STATED TASK:
Find every line in the records below that contains the word "results", and copy each such line.

EXTRACTED INFORMATION:

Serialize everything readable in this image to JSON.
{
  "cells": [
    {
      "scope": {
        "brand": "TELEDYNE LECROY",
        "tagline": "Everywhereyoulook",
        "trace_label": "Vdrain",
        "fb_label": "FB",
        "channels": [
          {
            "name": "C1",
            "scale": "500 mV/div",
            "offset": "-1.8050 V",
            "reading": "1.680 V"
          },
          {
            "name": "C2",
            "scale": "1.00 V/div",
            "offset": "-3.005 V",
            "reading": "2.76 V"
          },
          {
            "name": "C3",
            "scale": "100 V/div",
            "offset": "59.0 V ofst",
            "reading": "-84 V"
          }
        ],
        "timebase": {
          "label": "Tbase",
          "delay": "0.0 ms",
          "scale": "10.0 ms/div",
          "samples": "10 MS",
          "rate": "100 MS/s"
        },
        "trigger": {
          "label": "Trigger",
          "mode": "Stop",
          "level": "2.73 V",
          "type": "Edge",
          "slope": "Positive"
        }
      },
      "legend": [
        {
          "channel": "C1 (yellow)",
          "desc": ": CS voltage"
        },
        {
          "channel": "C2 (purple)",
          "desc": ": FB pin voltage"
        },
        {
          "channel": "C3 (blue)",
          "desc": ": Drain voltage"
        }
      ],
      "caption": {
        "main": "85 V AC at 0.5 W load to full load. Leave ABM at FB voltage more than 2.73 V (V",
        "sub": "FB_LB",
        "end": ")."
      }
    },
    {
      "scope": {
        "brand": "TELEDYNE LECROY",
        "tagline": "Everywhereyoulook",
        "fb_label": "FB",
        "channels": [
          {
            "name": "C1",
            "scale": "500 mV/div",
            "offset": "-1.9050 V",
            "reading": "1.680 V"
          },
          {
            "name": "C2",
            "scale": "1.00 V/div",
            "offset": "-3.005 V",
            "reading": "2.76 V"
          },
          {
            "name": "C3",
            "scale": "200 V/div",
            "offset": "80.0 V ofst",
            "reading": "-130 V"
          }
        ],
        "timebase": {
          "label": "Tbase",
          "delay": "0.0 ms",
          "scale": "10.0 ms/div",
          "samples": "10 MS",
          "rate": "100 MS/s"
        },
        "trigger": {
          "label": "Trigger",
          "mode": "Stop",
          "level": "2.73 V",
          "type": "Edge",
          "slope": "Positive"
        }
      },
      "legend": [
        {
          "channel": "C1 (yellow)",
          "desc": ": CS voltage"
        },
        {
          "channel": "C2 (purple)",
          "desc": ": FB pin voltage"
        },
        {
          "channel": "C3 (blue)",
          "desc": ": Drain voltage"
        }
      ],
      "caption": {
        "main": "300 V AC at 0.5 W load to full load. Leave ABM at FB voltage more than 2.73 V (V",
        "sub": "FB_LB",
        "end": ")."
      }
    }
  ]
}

==

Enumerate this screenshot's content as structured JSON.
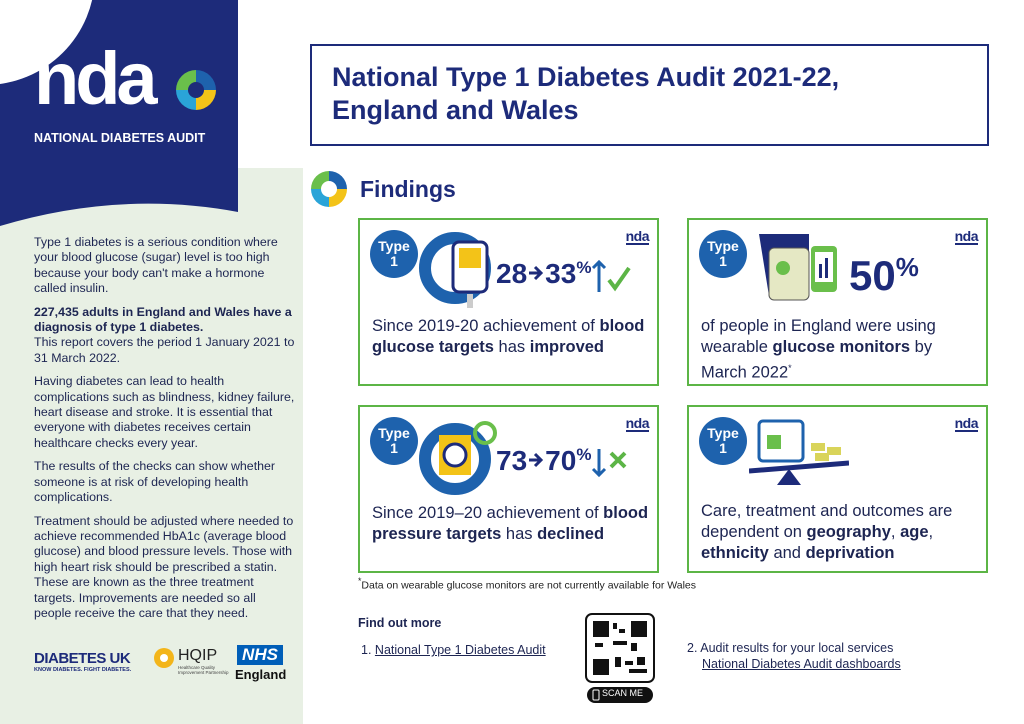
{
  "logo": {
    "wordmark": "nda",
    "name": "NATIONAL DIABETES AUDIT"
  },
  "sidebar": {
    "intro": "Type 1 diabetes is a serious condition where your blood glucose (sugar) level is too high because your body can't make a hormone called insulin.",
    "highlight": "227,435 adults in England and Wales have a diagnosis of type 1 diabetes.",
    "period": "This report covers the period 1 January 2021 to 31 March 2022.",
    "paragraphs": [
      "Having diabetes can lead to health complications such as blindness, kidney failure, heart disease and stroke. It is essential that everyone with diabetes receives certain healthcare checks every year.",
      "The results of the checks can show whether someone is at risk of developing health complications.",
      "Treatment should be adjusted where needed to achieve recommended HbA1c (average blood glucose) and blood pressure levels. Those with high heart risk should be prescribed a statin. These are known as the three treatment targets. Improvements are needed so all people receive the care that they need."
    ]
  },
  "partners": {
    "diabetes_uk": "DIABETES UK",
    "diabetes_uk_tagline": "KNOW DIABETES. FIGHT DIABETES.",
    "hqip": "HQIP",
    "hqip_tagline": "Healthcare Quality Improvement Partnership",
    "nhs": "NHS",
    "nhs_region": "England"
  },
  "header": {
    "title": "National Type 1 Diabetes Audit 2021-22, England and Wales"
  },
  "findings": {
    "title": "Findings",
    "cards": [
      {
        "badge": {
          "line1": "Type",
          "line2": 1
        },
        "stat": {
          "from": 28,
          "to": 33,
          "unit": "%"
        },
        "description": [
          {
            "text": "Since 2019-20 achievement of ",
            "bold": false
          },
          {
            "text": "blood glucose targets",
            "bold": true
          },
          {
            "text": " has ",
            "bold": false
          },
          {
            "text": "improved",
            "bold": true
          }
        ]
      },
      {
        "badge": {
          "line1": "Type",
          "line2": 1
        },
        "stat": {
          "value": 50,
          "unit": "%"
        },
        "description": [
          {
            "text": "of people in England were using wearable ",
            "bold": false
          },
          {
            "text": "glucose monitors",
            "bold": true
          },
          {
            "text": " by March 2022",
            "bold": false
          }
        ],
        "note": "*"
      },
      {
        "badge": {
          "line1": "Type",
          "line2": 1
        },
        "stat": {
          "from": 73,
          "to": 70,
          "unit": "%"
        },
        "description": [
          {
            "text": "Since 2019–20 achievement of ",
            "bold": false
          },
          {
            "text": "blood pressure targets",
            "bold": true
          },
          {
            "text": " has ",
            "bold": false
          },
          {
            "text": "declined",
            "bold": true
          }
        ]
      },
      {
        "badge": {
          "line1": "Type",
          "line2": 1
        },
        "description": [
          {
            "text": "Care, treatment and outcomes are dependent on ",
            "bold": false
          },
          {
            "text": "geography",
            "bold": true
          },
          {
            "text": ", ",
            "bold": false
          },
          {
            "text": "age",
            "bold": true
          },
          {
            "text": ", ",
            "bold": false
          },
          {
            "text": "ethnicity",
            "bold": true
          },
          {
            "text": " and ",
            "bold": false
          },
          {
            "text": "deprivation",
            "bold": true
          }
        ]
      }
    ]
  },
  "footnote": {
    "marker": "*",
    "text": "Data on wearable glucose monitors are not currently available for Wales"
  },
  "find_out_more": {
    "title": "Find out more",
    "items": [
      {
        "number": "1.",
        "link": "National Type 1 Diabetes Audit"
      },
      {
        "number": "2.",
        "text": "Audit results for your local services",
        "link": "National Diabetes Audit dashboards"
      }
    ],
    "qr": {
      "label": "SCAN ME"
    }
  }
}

FINISHED ANSWER:
      "The results of the checks can show whether someone is at risk of developing health complications.",
        "text": "Audit results for your local services",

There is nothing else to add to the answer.